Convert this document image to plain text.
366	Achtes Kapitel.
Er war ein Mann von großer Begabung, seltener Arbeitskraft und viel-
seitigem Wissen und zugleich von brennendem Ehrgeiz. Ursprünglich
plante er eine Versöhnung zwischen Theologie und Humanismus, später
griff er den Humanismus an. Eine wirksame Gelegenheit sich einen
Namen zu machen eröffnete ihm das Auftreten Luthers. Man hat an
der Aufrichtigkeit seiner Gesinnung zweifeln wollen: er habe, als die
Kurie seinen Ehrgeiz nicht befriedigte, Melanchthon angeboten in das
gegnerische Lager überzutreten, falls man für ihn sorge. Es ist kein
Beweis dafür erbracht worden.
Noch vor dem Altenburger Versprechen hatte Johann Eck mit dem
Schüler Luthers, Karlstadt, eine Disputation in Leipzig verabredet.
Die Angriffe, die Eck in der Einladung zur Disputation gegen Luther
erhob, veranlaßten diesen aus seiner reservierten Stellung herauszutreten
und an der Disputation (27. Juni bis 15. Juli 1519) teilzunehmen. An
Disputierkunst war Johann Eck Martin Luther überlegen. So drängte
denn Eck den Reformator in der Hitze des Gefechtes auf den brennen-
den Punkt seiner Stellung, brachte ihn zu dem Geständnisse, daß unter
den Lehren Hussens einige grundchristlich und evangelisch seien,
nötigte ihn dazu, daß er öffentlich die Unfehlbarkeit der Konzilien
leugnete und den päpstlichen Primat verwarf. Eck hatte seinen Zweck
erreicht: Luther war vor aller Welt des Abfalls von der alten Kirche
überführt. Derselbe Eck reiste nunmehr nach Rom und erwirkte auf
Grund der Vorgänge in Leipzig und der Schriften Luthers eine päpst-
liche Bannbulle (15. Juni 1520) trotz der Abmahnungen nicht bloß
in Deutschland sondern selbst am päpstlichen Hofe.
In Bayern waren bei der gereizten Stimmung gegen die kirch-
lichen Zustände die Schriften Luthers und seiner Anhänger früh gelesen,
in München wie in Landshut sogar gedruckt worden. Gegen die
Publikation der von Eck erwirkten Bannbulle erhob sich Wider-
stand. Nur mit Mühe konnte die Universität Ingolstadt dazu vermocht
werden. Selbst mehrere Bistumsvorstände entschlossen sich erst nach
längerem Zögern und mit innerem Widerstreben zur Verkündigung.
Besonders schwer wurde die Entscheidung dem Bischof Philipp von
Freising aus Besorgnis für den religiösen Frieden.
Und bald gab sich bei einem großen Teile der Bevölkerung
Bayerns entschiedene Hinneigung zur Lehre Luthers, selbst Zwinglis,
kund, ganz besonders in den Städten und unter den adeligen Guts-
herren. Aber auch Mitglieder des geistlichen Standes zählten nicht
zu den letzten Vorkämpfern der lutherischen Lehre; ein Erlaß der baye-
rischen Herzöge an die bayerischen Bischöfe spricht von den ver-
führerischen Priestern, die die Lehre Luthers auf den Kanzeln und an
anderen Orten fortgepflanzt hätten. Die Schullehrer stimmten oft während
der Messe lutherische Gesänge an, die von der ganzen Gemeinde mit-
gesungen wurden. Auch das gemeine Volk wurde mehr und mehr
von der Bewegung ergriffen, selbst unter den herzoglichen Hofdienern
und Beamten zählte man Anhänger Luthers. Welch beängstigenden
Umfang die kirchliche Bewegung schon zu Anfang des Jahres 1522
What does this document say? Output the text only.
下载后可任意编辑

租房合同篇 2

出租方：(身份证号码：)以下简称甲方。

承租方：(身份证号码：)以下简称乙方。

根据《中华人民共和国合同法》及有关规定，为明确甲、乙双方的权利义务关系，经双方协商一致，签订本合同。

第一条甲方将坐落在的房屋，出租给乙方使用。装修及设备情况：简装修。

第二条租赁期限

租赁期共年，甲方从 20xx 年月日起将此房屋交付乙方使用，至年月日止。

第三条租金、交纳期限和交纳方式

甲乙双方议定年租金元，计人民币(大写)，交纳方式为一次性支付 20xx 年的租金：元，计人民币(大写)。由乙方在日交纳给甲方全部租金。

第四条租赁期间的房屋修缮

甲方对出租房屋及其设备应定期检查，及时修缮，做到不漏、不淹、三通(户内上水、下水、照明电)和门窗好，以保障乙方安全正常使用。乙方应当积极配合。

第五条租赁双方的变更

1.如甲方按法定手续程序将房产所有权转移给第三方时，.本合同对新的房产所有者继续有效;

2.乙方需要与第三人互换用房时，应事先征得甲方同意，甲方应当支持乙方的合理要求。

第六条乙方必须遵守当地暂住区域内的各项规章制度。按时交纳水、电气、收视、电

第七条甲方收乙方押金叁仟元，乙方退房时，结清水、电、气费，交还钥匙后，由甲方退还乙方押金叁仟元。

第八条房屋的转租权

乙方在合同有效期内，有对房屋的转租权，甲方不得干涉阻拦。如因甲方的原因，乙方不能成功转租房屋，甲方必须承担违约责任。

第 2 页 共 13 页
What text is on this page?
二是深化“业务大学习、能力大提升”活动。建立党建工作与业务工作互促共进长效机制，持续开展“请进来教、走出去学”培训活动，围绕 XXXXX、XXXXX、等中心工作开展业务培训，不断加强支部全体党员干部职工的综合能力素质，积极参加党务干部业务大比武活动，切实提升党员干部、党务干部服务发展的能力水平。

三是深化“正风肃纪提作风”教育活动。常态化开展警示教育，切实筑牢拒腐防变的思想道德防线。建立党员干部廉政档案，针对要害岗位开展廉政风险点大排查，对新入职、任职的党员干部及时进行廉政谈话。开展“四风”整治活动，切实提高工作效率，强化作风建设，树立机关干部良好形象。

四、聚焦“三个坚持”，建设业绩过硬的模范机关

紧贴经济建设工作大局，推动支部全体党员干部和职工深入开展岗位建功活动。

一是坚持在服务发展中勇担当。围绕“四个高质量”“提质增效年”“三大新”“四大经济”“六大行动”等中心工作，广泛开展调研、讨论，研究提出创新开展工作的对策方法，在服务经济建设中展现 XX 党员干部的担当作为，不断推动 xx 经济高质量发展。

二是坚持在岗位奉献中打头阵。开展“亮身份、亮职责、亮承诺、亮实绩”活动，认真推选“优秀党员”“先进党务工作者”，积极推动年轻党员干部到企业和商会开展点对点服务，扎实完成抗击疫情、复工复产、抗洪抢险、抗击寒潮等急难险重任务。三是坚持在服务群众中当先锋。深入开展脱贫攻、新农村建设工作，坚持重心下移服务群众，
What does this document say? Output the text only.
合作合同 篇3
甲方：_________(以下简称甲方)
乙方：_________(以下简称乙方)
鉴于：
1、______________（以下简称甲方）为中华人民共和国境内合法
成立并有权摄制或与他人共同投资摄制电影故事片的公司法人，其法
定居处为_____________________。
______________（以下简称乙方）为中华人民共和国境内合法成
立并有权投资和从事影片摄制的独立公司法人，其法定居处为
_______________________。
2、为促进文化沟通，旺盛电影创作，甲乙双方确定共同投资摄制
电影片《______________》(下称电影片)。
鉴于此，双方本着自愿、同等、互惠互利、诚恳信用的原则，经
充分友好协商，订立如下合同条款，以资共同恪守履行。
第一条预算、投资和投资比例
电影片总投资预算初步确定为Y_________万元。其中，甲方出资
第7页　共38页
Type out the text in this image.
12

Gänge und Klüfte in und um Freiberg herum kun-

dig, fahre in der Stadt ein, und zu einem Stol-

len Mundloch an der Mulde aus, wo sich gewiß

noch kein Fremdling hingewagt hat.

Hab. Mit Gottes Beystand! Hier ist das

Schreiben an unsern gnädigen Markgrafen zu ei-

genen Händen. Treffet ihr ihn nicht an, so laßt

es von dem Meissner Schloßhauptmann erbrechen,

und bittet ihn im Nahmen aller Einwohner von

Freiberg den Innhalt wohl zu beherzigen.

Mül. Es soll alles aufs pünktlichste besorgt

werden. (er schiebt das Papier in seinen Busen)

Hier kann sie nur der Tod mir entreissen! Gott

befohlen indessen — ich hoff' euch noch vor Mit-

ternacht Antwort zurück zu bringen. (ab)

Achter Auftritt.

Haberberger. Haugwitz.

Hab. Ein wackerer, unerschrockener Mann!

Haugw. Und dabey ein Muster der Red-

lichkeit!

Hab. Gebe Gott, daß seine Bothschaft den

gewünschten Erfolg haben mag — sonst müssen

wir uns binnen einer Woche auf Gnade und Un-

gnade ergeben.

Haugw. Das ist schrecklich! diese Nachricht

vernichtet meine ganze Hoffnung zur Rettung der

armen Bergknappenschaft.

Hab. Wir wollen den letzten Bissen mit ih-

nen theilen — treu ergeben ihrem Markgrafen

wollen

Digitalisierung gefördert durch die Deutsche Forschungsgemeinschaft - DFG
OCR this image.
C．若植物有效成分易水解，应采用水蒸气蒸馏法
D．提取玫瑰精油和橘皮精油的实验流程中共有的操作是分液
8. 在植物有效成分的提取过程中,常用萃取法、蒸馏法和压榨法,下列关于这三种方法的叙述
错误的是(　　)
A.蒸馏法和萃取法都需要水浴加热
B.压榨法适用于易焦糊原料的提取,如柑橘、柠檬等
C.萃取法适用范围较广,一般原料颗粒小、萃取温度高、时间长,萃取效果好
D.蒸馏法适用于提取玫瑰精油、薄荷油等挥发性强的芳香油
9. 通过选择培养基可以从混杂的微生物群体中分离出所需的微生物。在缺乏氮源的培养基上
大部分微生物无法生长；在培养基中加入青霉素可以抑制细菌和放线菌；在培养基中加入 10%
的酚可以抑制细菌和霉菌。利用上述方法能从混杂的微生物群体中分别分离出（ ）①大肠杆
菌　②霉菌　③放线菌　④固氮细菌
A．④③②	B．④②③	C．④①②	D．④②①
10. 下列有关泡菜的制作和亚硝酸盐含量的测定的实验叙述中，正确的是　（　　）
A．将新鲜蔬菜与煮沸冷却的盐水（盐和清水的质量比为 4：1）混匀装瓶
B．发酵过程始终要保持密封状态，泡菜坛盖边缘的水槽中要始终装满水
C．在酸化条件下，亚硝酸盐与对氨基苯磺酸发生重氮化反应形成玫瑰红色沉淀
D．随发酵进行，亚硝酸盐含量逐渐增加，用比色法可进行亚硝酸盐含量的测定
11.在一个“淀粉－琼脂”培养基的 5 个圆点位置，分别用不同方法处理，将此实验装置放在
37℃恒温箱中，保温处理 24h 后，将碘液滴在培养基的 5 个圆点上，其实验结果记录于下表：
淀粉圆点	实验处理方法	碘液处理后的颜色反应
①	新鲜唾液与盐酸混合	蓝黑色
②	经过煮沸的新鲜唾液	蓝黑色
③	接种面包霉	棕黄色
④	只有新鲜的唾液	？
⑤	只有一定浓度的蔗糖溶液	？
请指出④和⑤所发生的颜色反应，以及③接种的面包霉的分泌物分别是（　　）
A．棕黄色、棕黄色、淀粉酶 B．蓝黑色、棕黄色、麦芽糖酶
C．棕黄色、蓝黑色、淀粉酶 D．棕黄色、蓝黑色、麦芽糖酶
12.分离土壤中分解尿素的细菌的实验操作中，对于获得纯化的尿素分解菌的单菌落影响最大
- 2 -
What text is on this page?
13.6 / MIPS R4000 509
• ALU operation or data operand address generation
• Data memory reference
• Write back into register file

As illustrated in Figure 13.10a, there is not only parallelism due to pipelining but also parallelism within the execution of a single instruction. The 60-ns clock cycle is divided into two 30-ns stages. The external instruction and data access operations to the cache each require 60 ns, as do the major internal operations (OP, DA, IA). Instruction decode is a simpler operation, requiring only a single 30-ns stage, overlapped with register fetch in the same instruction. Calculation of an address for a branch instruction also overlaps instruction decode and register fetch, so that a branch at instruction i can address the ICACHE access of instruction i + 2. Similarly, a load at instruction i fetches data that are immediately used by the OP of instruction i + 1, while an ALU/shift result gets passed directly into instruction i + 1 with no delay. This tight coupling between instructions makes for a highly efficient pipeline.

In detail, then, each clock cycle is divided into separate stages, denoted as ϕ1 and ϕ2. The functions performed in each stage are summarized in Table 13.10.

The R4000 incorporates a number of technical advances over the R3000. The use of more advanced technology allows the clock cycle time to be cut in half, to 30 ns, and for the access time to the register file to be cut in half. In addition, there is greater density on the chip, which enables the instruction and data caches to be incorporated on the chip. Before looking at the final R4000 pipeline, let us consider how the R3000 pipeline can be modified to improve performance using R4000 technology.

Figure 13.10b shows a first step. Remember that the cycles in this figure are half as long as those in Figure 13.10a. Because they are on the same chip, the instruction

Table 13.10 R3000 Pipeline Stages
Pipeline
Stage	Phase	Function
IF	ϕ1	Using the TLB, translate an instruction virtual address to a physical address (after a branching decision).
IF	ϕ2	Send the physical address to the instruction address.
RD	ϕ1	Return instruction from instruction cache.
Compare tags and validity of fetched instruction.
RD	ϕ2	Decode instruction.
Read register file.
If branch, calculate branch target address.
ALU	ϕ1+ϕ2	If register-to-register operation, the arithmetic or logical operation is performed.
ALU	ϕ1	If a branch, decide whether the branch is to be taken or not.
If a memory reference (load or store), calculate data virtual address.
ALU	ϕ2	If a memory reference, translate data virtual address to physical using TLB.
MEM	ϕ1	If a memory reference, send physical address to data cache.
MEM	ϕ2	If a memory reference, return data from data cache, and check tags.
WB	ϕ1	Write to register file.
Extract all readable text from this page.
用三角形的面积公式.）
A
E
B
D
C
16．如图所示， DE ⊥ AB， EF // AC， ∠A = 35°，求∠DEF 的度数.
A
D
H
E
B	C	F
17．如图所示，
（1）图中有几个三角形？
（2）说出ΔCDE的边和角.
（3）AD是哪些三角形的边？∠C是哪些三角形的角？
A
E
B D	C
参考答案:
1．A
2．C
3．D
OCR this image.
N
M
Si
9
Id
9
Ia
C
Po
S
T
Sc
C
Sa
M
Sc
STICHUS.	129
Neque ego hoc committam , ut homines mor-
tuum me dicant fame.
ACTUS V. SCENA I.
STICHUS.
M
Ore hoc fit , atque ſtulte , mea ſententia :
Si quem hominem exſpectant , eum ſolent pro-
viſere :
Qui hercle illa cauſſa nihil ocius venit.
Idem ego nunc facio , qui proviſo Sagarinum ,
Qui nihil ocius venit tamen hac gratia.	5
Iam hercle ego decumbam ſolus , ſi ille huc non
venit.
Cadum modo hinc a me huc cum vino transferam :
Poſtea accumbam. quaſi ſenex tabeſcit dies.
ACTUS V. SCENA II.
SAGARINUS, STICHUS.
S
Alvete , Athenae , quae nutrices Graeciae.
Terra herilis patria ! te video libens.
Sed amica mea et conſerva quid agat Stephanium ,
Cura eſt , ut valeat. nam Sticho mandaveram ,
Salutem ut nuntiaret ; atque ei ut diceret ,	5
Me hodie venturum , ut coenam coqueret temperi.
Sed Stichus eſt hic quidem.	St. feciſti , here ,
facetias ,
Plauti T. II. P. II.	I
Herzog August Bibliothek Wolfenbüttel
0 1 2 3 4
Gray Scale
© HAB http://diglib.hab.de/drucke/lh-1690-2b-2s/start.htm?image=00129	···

## Goal of the exercise
Looking at the records above, work out how many lines include the string "以下简称乙方". Give the number and nothing else.

## Solved exercise
3